Print the listing that follows, character for character.

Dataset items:
========================================================================

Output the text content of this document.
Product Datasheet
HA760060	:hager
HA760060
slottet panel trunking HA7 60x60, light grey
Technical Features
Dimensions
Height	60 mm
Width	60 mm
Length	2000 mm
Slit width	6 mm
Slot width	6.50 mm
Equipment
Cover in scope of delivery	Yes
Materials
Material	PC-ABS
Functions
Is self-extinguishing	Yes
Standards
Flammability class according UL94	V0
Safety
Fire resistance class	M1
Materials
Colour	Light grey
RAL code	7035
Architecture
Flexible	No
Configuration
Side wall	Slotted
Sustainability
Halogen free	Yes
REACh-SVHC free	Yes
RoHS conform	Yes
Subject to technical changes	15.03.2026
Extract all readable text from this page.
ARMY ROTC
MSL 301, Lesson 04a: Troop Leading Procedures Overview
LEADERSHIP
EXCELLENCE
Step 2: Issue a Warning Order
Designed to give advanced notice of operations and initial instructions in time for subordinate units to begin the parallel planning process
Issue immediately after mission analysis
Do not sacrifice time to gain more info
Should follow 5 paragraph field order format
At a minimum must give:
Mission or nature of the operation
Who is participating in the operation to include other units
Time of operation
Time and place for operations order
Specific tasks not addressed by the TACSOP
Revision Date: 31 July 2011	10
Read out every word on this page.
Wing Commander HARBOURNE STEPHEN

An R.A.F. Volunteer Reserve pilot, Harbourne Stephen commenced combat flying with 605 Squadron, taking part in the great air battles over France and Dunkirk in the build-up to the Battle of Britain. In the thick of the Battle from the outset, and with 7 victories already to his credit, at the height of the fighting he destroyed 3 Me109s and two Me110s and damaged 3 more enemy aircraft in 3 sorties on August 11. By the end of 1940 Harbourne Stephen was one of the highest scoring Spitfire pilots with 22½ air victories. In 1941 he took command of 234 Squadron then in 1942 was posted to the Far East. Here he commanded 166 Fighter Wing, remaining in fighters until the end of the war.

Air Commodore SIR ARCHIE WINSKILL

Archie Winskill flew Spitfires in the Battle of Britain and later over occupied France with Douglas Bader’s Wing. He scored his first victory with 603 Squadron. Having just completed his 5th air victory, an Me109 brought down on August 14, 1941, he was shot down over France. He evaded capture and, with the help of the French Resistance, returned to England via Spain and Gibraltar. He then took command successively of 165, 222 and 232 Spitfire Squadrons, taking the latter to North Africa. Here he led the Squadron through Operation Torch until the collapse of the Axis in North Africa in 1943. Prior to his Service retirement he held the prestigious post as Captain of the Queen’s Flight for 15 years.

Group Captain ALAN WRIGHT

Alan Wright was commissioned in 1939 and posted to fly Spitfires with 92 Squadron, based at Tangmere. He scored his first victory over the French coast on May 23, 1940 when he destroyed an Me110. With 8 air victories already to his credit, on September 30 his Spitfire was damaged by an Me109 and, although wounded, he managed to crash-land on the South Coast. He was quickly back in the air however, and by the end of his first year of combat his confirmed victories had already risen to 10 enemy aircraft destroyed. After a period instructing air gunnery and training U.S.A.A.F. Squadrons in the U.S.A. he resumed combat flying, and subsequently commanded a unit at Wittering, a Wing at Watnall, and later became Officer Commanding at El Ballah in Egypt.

========================================================================

(TASK RESPONSE)
Output the text content of this document.
Product Datasheet
HA760060	:hager
HA760060
slottet panel trunking HA7 60x60, light grey
Technical Features
Dimensions
Height	60 mm
Width	60 mm
Length	2000 mm
Slit width	6 mm
Slot width	6.50 mm
Equipment
Cover in scope of delivery	Yes
Materials
Material	PC-ABS
Functions
Is self-extinguishing	Yes
Standards
Flammability class according UL94	V0
Safety
Fire resistance class	M1
Materials
Colour	Light grey
RAL code	7035
Architecture
Flexible	No
Configuration
Side wall	Slotted
Sustainability
Halogen free	Yes
REACh-SVHC free	Yes
RoHS conform	Yes
Subject to technical changes	15.03.2026
Extract all readable text from this page.
ARMY ROTC
MSL 301, Lesson 04a: Troop Leading Procedures Overview
LEADERSHIP
EXCELLENCE
Step 2: Issue a Warning Order
Designed to give advanced notice of operations and initial instructions in time for subordinate units to begin the parallel planning process
Issue immediately after mission analysis
Do not sacrifice time to gain more info
Should follow 5 paragraph field order format
At a minimum must give:
Mission or nature of the operation
Who is participating in the operation to include other units
Time of operation
Time and place for operations order
Specific tasks not addressed by the TACSOP
Revision Date: 31 July 2011	10
Read out every word on this page.
Wing Commander HARBOURNE STEPHEN

An R.A.F. Volunteer Reserve pilot, Harbourne Stephen commenced combat flying with 605 Squadron, taking part in the great air battles over France and Dunkirk in the build-up to the Battle of Britain. In the thick of the Battle from the outset, and with 7 victories already to his credit, at the height of the fighting he destroyed 3 Me109s and two Me110s and damaged 3 more enemy aircraft in 3 sorties on August 11. By the end of 1940 Harbourne Stephen was one of the highest scoring Spitfire pilots with 22½ air victories. In 1941 he took command of 234 Squadron then in 1942 was posted to the Far East. Here he commanded 166 Fighter Wing, remaining in fighters until the end of the war.

Air Commodore SIR ARCHIE WINSKILL

Archie Winskill flew Spitfires in the Battle of Britain and later over occupied France with Douglas Bader’s Wing. He scored his first victory with 603 Squadron. Having just completed his 5th air victory, an Me109 brought down on August 14, 1941, he was shot down over France. He evaded capture and, with the help of the French Resistance, returned to England via Spain and Gibraltar. He then took command successively of 165, 222 and 232 Spitfire Squadrons, taking the latter to North Africa. Here he led the Squadron through Operation Torch until the collapse of the Axis in North Africa in 1943. Prior to his Service retirement he held the prestigious post as Captain of the Queen’s Flight for 15 years.

Group Captain ALAN WRIGHT

Alan Wright was commissioned in 1939 and posted to fly Spitfires with 92 Squadron, based at Tangmere. He scored his first victory over the French coast on May 23, 1940 when he destroyed an Me110. With 8 air victories already to his credit, on September 30 his Spitfire was damaged by an Me109 and, although wounded, he managed to crash-land on the South Coast. He was quickly back in the air however, and by the end of his first year of combat his confirmed victories had already risen to 10 enemy aircraft destroyed. After a period instructing air gunnery and training U.S.A.A.F. Squadrons in the U.S.A. he resumed combat flying, and subsequently commanded a unit at Wittering, a Wing at Watnall, and later became Officer Commanding at El Ballah in Egypt.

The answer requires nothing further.